Written instruction:
Each entry below should be reproduced character for character.

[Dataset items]
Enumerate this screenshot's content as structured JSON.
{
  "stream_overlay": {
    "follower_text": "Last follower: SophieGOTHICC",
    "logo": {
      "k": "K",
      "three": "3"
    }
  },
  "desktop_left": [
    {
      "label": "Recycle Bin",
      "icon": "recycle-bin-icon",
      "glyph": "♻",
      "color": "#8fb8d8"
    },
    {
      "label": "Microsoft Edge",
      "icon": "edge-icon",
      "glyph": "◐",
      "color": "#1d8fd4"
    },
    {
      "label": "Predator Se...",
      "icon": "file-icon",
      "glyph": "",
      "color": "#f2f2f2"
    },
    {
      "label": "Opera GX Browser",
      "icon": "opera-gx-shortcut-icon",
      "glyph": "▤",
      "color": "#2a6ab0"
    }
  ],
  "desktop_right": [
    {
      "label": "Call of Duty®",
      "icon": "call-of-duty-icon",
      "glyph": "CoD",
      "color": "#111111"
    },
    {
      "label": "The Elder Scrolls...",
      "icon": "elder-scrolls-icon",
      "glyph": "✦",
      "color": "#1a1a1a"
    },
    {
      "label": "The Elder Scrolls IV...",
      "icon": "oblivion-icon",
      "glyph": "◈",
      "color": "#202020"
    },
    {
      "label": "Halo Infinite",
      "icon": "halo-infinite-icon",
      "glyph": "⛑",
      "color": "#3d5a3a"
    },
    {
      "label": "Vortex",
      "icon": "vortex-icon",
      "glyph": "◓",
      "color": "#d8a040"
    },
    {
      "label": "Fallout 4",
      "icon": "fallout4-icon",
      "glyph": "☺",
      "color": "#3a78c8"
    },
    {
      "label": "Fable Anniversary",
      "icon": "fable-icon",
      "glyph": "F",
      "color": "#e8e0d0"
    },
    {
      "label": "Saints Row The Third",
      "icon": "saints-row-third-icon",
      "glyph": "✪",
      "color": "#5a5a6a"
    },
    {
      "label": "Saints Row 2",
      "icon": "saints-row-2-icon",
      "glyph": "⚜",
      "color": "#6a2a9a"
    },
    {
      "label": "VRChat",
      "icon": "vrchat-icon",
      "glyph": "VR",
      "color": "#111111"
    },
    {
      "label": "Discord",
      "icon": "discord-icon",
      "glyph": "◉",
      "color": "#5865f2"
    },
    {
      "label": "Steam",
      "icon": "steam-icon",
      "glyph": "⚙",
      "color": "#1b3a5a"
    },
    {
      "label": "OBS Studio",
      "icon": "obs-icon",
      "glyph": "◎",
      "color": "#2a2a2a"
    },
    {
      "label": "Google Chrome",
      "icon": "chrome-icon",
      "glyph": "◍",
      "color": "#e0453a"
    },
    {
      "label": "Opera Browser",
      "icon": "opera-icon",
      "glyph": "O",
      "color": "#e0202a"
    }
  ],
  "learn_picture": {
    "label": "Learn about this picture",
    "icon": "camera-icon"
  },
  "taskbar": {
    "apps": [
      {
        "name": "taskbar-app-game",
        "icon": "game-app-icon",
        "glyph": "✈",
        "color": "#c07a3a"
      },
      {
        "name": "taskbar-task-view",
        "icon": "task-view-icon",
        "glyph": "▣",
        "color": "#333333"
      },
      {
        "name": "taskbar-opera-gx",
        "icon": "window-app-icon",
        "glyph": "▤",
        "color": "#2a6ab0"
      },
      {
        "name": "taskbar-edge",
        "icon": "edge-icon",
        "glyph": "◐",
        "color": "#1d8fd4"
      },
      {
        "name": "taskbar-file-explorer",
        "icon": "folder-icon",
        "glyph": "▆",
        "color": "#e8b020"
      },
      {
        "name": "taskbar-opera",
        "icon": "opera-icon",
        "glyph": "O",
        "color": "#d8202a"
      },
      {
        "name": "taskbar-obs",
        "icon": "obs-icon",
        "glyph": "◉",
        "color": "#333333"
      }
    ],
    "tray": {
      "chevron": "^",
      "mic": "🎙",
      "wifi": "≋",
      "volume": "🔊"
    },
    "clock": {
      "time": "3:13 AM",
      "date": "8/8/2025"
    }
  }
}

Correct answer:
Enumerate this screenshot's content as structured JSON.
{
  "stream_overlay": {
    "follower_text": "Last follower: SophieGOTHICC",
    "logo": {
      "k": "K",
      "three": "3"
    }
  },
  "desktop_left": [
    {
      "label": "Recycle Bin",
      "icon": "recycle-bin-icon",
      "glyph": "♻",
      "color": "#8fb8d8"
    },
    {
      "label": "Microsoft Edge",
      "icon": "edge-icon",
      "glyph": "◐",
      "color": "#1d8fd4"
    },
    {
      "label": "Predator Se...",
      "icon": "file-icon",
      "glyph": "",
      "color": "#f2f2f2"
    },
    {
      "label": "Opera GX Browser",
      "icon": "opera-gx-shortcut-icon",
      "glyph": "▤",
      "color": "#2a6ab0"
    }
  ],
  "desktop_right": [
    {
      "label": "Call of Duty®",
      "icon": "call-of-duty-icon",
      "glyph": "CoD",
      "color": "#111111"
    },
    {
      "label": "The Elder Scrolls...",
      "icon": "elder-scrolls-icon",
      "glyph": "✦",
      "color": "#1a1a1a"
    },
    {
      "label": "The Elder Scrolls IV...",
      "icon": "oblivion-icon",
      "glyph": "◈",
      "color": "#202020"
    },
    {
      "label": "Halo Infinite",
      "icon": "halo-infinite-icon",
      "glyph": "⛑",
      "color": "#3d5a3a"
    },
    {
      "label": "Vortex",
      "icon": "vortex-icon",
      "glyph": "◓",
      "color": "#d8a040"
    },
    {
      "label": "Fallout 4",
      "icon": "fallout4-icon",
      "glyph": "☺",
      "color": "#3a78c8"
    },
    {
      "label": "Fable Anniversary",
      "icon": "fable-icon",
      "glyph": "F",
      "color": "#e8e0d0"
    },
    {
      "label": "Saints Row The Third",
      "icon": "saints-row-third-icon",
      "glyph": "✪",
      "color": "#5a5a6a"
    },
    {
      "label": "Saints Row 2",
      "icon": "saints-row-2-icon",
      "glyph": "⚜",
      "color": "#6a2a9a"
    },
    {
      "label": "VRChat",
      "icon": "vrchat-icon",
      "glyph": "VR",
      "color": "#111111"
    },
    {
      "label": "Discord",
      "icon": "discord-icon",
      "glyph": "◉",
      "color": "#5865f2"
    },
    {
      "label": "Steam",
      "icon": "steam-icon",
      "glyph": "⚙",
      "color": "#1b3a5a"
    },
    {
      "label": "OBS Studio",
      "icon": "obs-icon",
      "glyph": "◎",
      "color": "#2a2a2a"
    },
    {
      "label": "Google Chrome",
      "icon": "chrome-icon",
      "glyph": "◍",
      "color": "#e0453a"
    },
    {
      "label": "Opera Browser",
      "icon": "opera-icon",
      "glyph": "O",
      "color": "#e0202a"
    }
  ],
  "learn_picture": {
    "label": "Learn about this picture",
    "icon": "camera-icon"
  },
  "taskbar": {
    "apps": [
      {
        "name": "taskbar-app-game",
        "icon": "game-app-icon",
        "glyph": "✈",
        "color": "#c07a3a"
      },
      {
        "name": "taskbar-task-view",
        "icon": "task-view-icon",
        "glyph": "▣",
        "color": "#333333"
      },
      {
        "name": "taskbar-opera-gx",
        "icon": "window-app-icon",
        "glyph": "▤",
        "color": "#2a6ab0"
      },
      {
        "name": "taskbar-edge",
        "icon": "edge-icon",
        "glyph": "◐",
        "color": "#1d8fd4"
      },
      {
        "name": "taskbar-file-explorer",
        "icon": "folder-icon",
        "glyph": "▆",
        "color": "#e8b020"
      },
      {
        "name": "taskbar-opera",
        "icon": "opera-icon",
        "glyph": "O",
        "color": "#d8202a"
      },
      {
        "name": "taskbar-obs",
        "icon": "obs-icon",
        "glyph": "◉",
        "color": "#333333"
      }
    ],
    "tray": {
      "chevron": "^",
      "mic": "🎙",
      "wifi": "≋",
      "volume": "🔊"
    },
    "clock": {
      "time": "3:13 AM",
      "date": "8/8/2025"
    }
  }
}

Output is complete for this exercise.